EXERCISE OBJECTIVE — Pictures stay out of your copy, but everything else in the records below must be repeated exactly.

* Start *

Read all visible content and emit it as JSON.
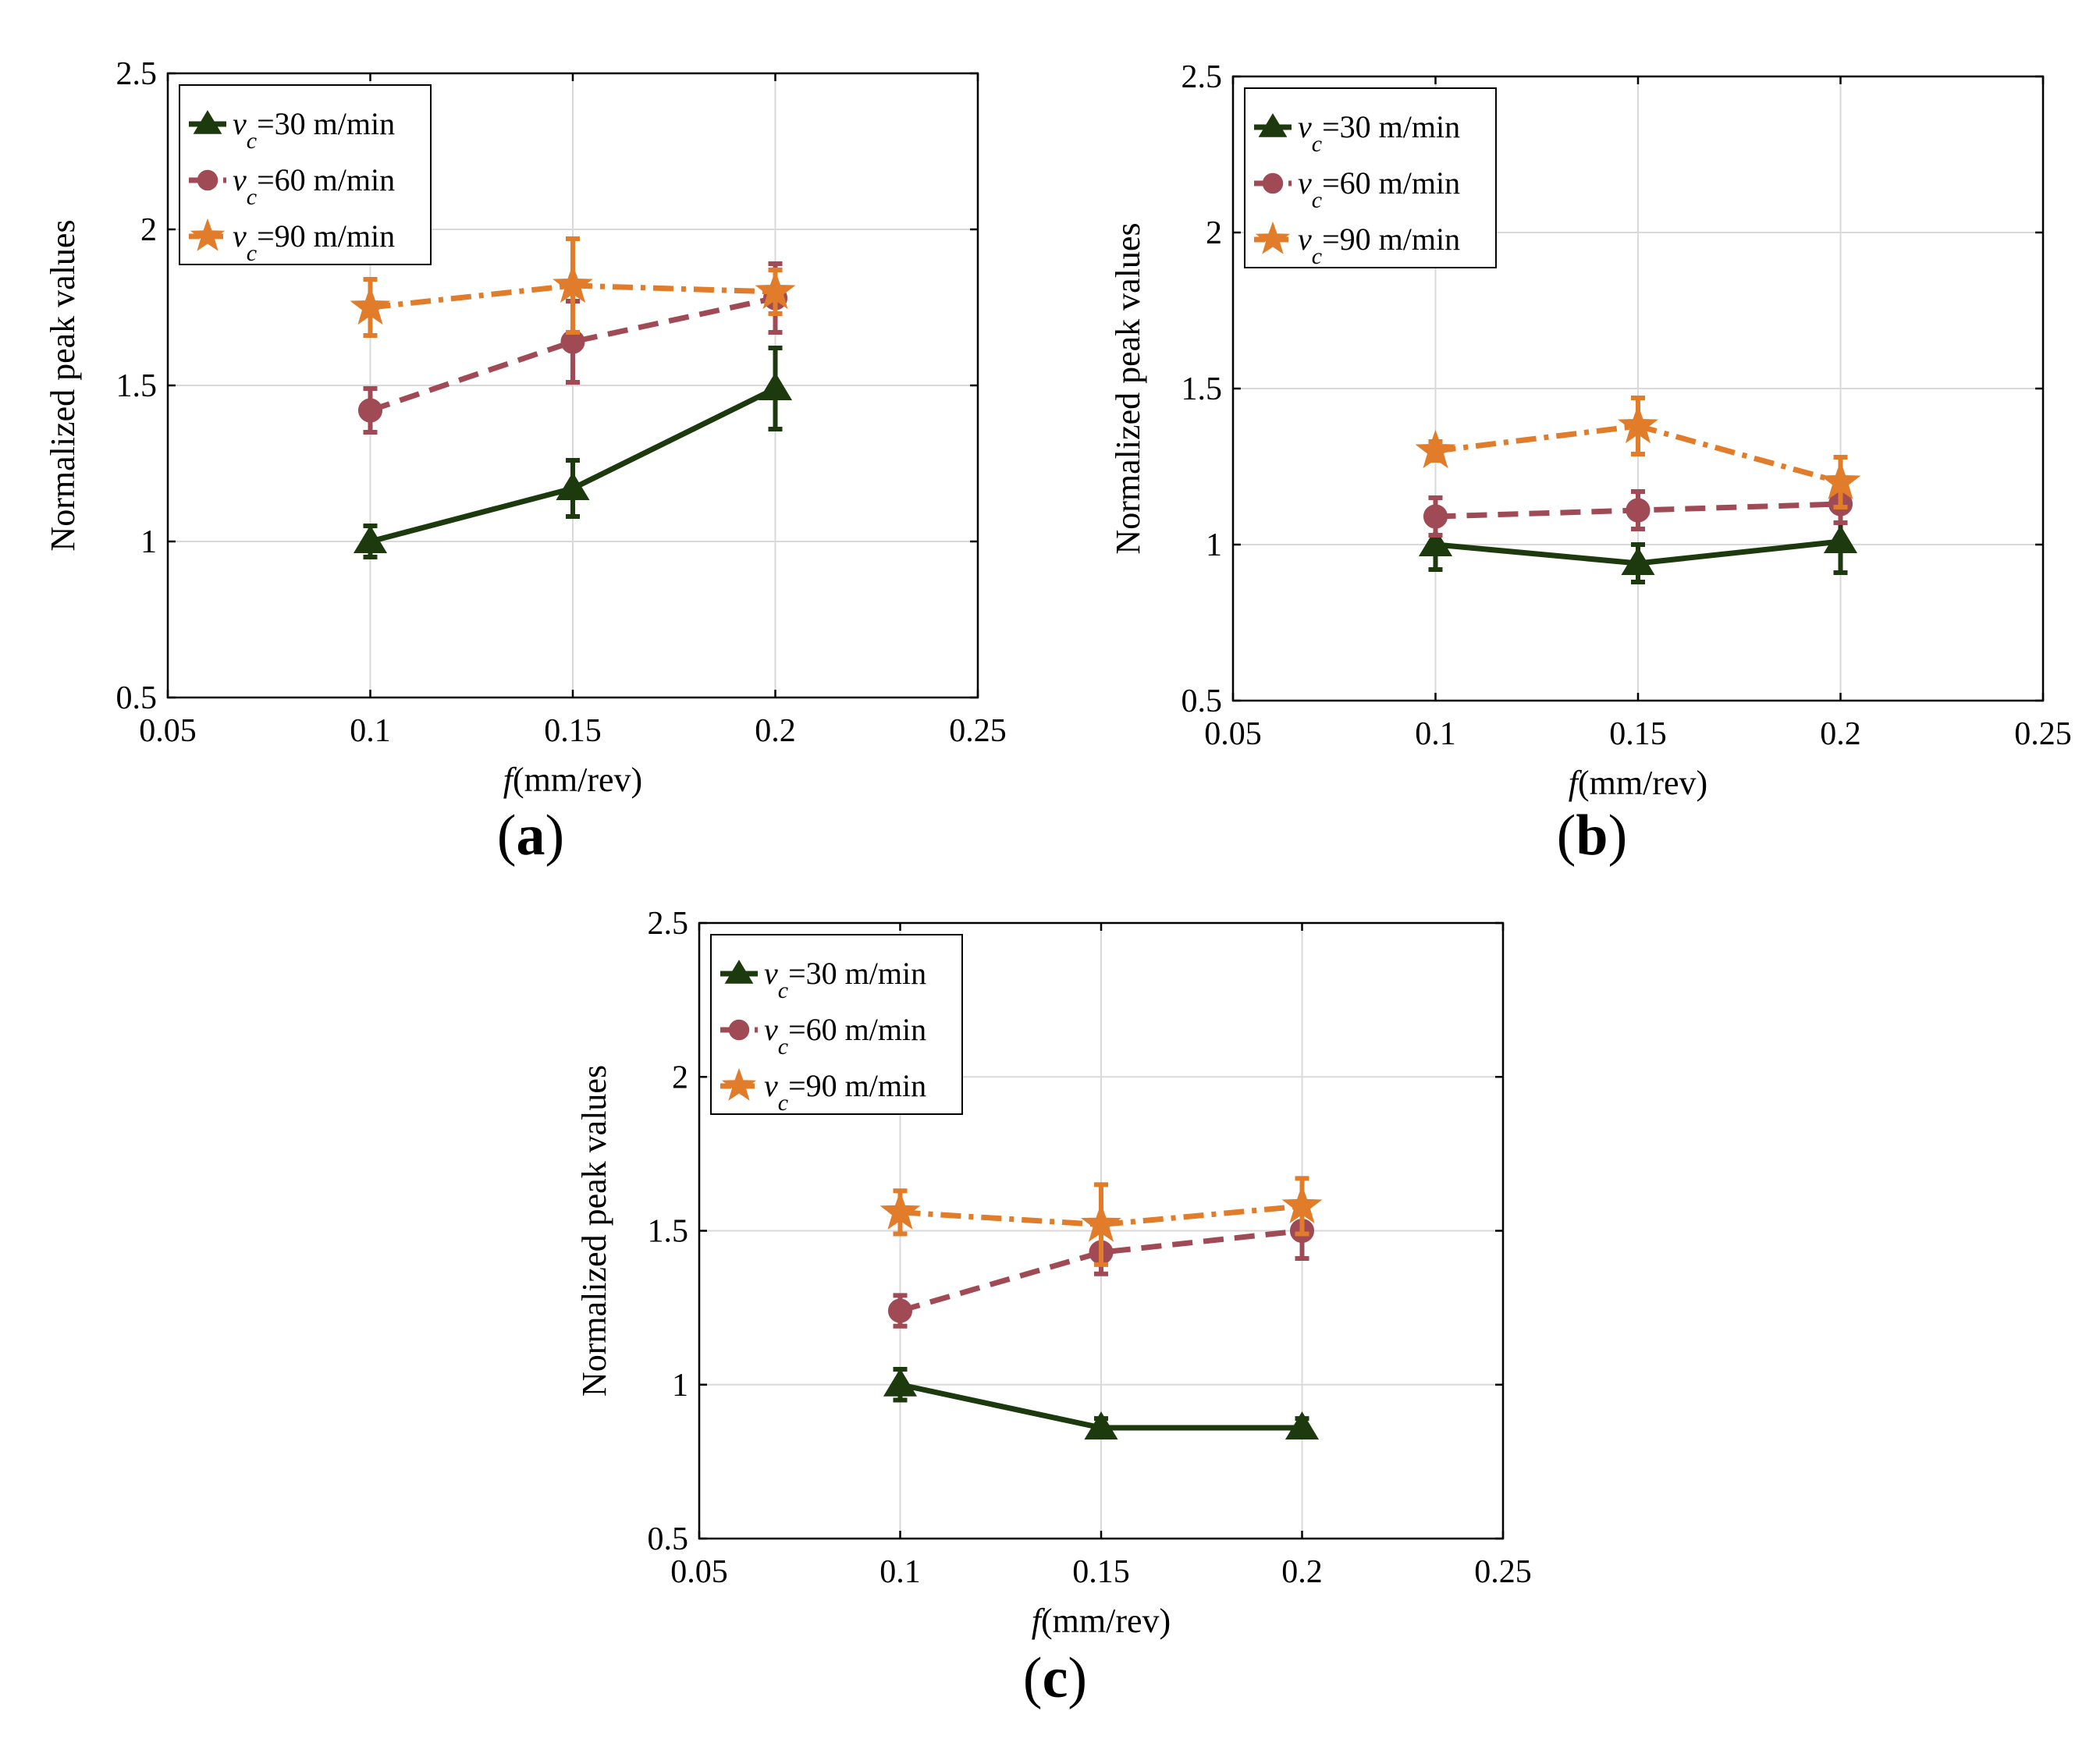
{
  "figure": {
    "colors": {
      "s30": "#1c3a0e",
      "s60": "#a04a55",
      "s90": "#e07c2a",
      "grid": "#d9d9d9",
      "axis": "#000000"
    }
  },
  "chart_data": [
    {
      "type": "line",
      "panel_label": "a",
      "xlabel_italic": "f",
      "xlabel_rest": "(mm/rev)",
      "ylabel": "Normalized peak values",
      "xlim": [
        0.05,
        0.25
      ],
      "ylim": [
        0.5,
        2.5
      ],
      "xticks": [
        "0.05",
        "0.1",
        "0.15",
        "0.2",
        "0.25"
      ],
      "yticks": [
        "0.5",
        "1",
        "1.5",
        "2",
        "2.5"
      ],
      "grid": true,
      "legend_position": "top-left",
      "x": [
        0.1,
        0.15,
        0.2
      ],
      "series": [
        {
          "key": "s30",
          "name_var": "v",
          "name_sub": "c",
          "name_rest": "=30 m/min",
          "marker": "triangle",
          "line": "solid",
          "values": [
            1.0,
            1.17,
            1.49
          ],
          "errors": [
            0.05,
            0.09,
            0.13
          ]
        },
        {
          "key": "s60",
          "name_var": "v",
          "name_sub": "c",
          "name_rest": "=60 m/min",
          "marker": "circle",
          "line": "dashed",
          "values": [
            1.42,
            1.64,
            1.78
          ],
          "errors": [
            0.07,
            0.13,
            0.11
          ]
        },
        {
          "key": "s90",
          "name_var": "v",
          "name_sub": "c",
          "name_rest": "=90 m/min",
          "marker": "star",
          "line": "dashdot",
          "values": [
            1.75,
            1.82,
            1.8
          ],
          "errors": [
            0.09,
            0.15,
            0.07
          ]
        }
      ]
    },
    {
      "type": "line",
      "panel_label": "b",
      "xlabel_italic": "f",
      "xlabel_rest": "(mm/rev)",
      "ylabel": "Normalized peak values",
      "xlim": [
        0.05,
        0.25
      ],
      "ylim": [
        0.5,
        2.5
      ],
      "xticks": [
        "0.05",
        "0.1",
        "0.15",
        "0.2",
        "0.25"
      ],
      "yticks": [
        "0.5",
        "1",
        "1.5",
        "2",
        "2.5"
      ],
      "grid": true,
      "legend_position": "top-left",
      "x": [
        0.1,
        0.15,
        0.2
      ],
      "series": [
        {
          "key": "s30",
          "name_var": "v",
          "name_sub": "c",
          "name_rest": "=30 m/min",
          "marker": "triangle",
          "line": "solid",
          "values": [
            1.0,
            0.94,
            1.01
          ],
          "errors": [
            0.08,
            0.06,
            0.1
          ]
        },
        {
          "key": "s60",
          "name_var": "v",
          "name_sub": "c",
          "name_rest": "=60 m/min",
          "marker": "circle",
          "line": "dashed",
          "values": [
            1.09,
            1.11,
            1.13
          ],
          "errors": [
            0.06,
            0.06,
            0.06
          ]
        },
        {
          "key": "s90",
          "name_var": "v",
          "name_sub": "c",
          "name_rest": "=90 m/min",
          "marker": "star",
          "line": "dashdot",
          "values": [
            1.3,
            1.38,
            1.2
          ],
          "errors": [
            0.03,
            0.09,
            0.08
          ]
        }
      ]
    },
    {
      "type": "line",
      "panel_label": "c",
      "xlabel_italic": "f",
      "xlabel_rest": "(mm/rev)",
      "ylabel": "Normalized peak values",
      "xlim": [
        0.05,
        0.25
      ],
      "ylim": [
        0.5,
        2.5
      ],
      "xticks": [
        "0.05",
        "0.1",
        "0.15",
        "0.2",
        "0.25"
      ],
      "yticks": [
        "0.5",
        "1",
        "1.5",
        "2",
        "2.5"
      ],
      "grid": true,
      "legend_position": "top-left",
      "x": [
        0.1,
        0.15,
        0.2
      ],
      "series": [
        {
          "key": "s30",
          "name_var": "v",
          "name_sub": "c",
          "name_rest": "=30 m/min",
          "marker": "triangle",
          "line": "solid",
          "values": [
            1.0,
            0.86,
            0.86
          ],
          "errors": [
            0.05,
            0.03,
            0.03
          ]
        },
        {
          "key": "s60",
          "name_var": "v",
          "name_sub": "c",
          "name_rest": "=60 m/min",
          "marker": "circle",
          "line": "dashed",
          "values": [
            1.24,
            1.43,
            1.5
          ],
          "errors": [
            0.05,
            0.07,
            0.09
          ]
        },
        {
          "key": "s90",
          "name_var": "v",
          "name_sub": "c",
          "name_rest": "=90 m/min",
          "marker": "star",
          "line": "dashdot",
          "values": [
            1.56,
            1.52,
            1.58
          ],
          "errors": [
            0.07,
            0.13,
            0.09
          ]
        }
      ]
    }
  ]
}
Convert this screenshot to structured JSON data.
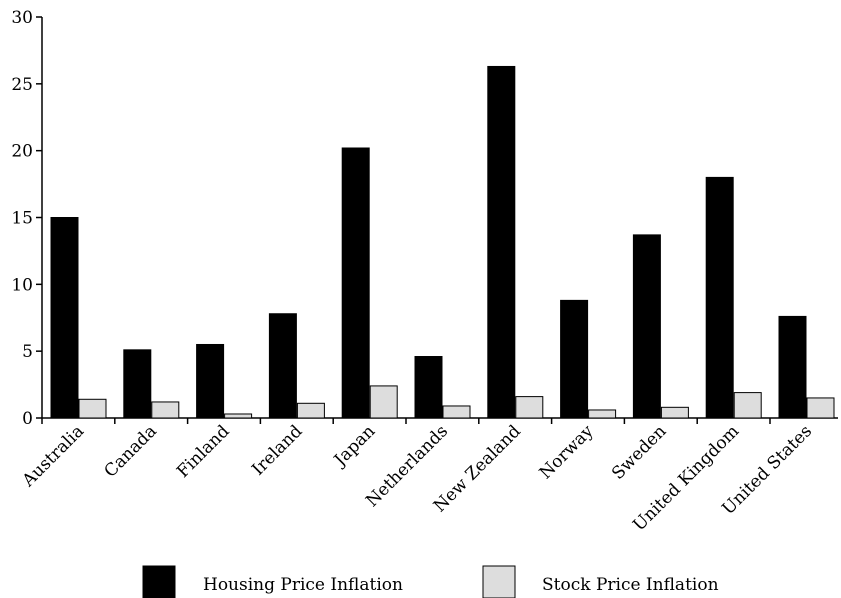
{
  "chart_data": {
    "type": "bar",
    "title": "",
    "xlabel": "",
    "ylabel": "",
    "ylim": [
      0,
      30
    ],
    "yticks": [
      "0",
      "5",
      "10",
      "15",
      "20",
      "25",
      "30"
    ],
    "grid": false,
    "legend_position": "bottom",
    "categories": [
      "Australia",
      "Canada",
      "Finland",
      "Ireland",
      "Japan",
      "Netherlands",
      "New Zealand",
      "Norway",
      "Sweden",
      "United Kingdom",
      "United States"
    ],
    "series": [
      {
        "name": "Housing Price Inflation",
        "color": "#000000",
        "values": [
          15.0,
          5.1,
          5.5,
          7.8,
          20.2,
          4.6,
          26.3,
          8.8,
          13.7,
          18.0,
          7.6
        ]
      },
      {
        "name": "Stock Price Inflation",
        "color": "#dddddd",
        "values": [
          1.4,
          1.2,
          0.3,
          1.1,
          2.4,
          0.9,
          1.6,
          0.6,
          0.8,
          1.9,
          1.5
        ]
      }
    ]
  }
}
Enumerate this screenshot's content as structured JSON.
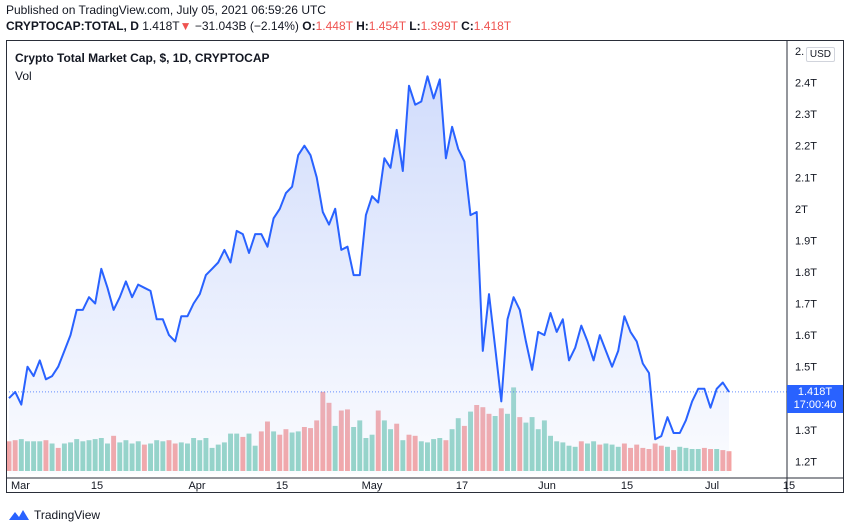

* End *

FINISHED ANSWER —
Read all visible content and emit it as JSON.
{
  "figure": {
    "colors": {
      "s30": "#1c3a0e",
      "s60": "#a04a55",
      "s90": "#e07c2a",
      "grid": "#d9d9d9",
      "axis": "#000000"
    }
  },
  "chart_data": [
    {
      "type": "line",
      "panel_label": "a",
      "xlabel_italic": "f",
      "xlabel_rest": "(mm/rev)",
      "ylabel": "Normalized peak values",
      "xlim": [
        0.05,
        0.25
      ],
      "ylim": [
        0.5,
        2.5
      ],
      "xticks": [
        "0.05",
        "0.1",
        "0.15",
        "0.2",
        "0.25"
      ],
      "yticks": [
        "0.5",
        "1",
        "1.5",
        "2",
        "2.5"
      ],
      "grid": true,
      "legend_position": "top-left",
      "x": [
        0.1,
        0.15,
        0.2
      ],
      "series": [
        {
          "key": "s30",
          "name_var": "v",
          "name_sub": "c",
          "name_rest": "=30 m/min",
          "marker": "triangle",
          "line": "solid",
          "values": [
            1.0,
            1.17,
            1.49
          ],
          "errors": [
            0.05,
            0.09,
            0.13
          ]
        },
        {
          "key": "s60",
          "name_var": "v",
          "name_sub": "c",
          "name_rest": "=60 m/min",
          "marker": "circle",
          "line": "dashed",
          "values": [
            1.42,
            1.64,
            1.78
          ],
          "errors": [
            0.07,
            0.13,
            0.11
          ]
        },
        {
          "key": "s90",
          "name_var": "v",
          "name_sub": "c",
          "name_rest": "=90 m/min",
          "marker": "star",
          "line": "dashdot",
          "values": [
            1.75,
            1.82,
            1.8
          ],
          "errors": [
            0.09,
            0.15,
            0.07
          ]
        }
      ]
    },
    {
      "type": "line",
      "panel_label": "b",
      "xlabel_italic": "f",
      "xlabel_rest": "(mm/rev)",
      "ylabel": "Normalized peak values",
      "xlim": [
        0.05,
        0.25
      ],
      "ylim": [
        0.5,
        2.5
      ],
      "xticks": [
        "0.05",
        "0.1",
        "0.15",
        "0.2",
        "0.25"
      ],
      "yticks": [
        "0.5",
        "1",
        "1.5",
        "2",
        "2.5"
      ],
      "grid": true,
      "legend_position": "top-left",
      "x": [
        0.1,
        0.15,
        0.2
      ],
      "series": [
        {
          "key": "s30",
          "name_var": "v",
          "name_sub": "c",
          "name_rest": "=30 m/min",
          "marker": "triangle",
          "line": "solid",
          "values": [
            1.0,
            0.94,
            1.01
          ],
          "errors": [
            0.08,
            0.06,
            0.1
          ]
        },
        {
          "key": "s60",
          "name_var": "v",
          "name_sub": "c",
          "name_rest": "=60 m/min",
          "marker": "circle",
          "line": "dashed",
          "values": [
            1.09,
            1.11,
            1.13
          ],
          "errors": [
            0.06,
            0.06,
            0.06
          ]
        },
        {
          "key": "s90",
          "name_var": "v",
          "name_sub": "c",
          "name_rest": "=90 m/min",
          "marker": "star",
          "line": "dashdot",
          "values": [
            1.3,
            1.38,
            1.2
          ],
          "errors": [
            0.03,
            0.09,
            0.08
          ]
        }
      ]
    },
    {
      "type": "line",
      "panel_label": "c",
      "xlabel_italic": "f",
      "xlabel_rest": "(mm/rev)",
      "ylabel": "Normalized peak values",
      "xlim": [
        0.05,
        0.25
      ],
      "ylim": [
        0.5,
        2.5
      ],
      "xticks": [
        "0.05",
        "0.1",
        "0.15",
        "0.2",
        "0.25"
      ],
      "yticks": [
        "0.5",
        "1",
        "1.5",
        "2",
        "2.5"
      ],
      "grid": true,
      "legend_position": "top-left",
      "x": [
        0.1,
        0.15,
        0.2
      ],
      "series": [
        {
          "key": "s30",
          "name_var": "v",
          "name_sub": "c",
          "name_rest": "=30 m/min",
          "marker": "triangle",
          "line": "solid",
          "values": [
            1.0,
            0.86,
            0.86
          ],
          "errors": [
            0.05,
            0.03,
            0.03
          ]
        },
        {
          "key": "s60",
          "name_var": "v",
          "name_sub": "c",
          "name_rest": "=60 m/min",
          "marker": "circle",
          "line": "dashed",
          "values": [
            1.24,
            1.43,
            1.5
          ],
          "errors": [
            0.05,
            0.07,
            0.09
          ]
        },
        {
          "key": "s90",
          "name_var": "v",
          "name_sub": "c",
          "name_rest": "=90 m/min",
          "marker": "star",
          "line": "dashdot",
          "values": [
            1.56,
            1.52,
            1.58
          ],
          "errors": [
            0.07,
            0.13,
            0.09
          ]
        }
      ]
    }
  ]
}
Convert this screenshot to structured JSON data.
{
  "chart_data": {
    "type": "bar",
    "title": "",
    "xlabel": "",
    "ylabel": "",
    "ylim": [
      0,
      30
    ],
    "yticks": [
      "0",
      "5",
      "10",
      "15",
      "20",
      "25",
      "30"
    ],
    "grid": false,
    "legend_position": "bottom",
    "categories": [
      "Australia",
      "Canada",
      "Finland",
      "Ireland",
      "Japan",
      "Netherlands",
      "New Zealand",
      "Norway",
      "Sweden",
      "United Kingdom",
      "United States"
    ],
    "series": [
      {
        "name": "Housing Price Inflation",
        "color": "#000000",
        "values": [
          15.0,
          5.1,
          5.5,
          7.8,
          20.2,
          4.6,
          26.3,
          8.8,
          13.7,
          18.0,
          7.6
        ]
      },
      {
        "name": "Stock Price Inflation",
        "color": "#dddddd",
        "values": [
          1.4,
          1.2,
          0.3,
          1.1,
          2.4,
          0.9,
          1.6,
          0.6,
          0.8,
          1.9,
          1.5
        ]
      }
    ]
  }
}
Enumerate this screenshot's content as structured JSON.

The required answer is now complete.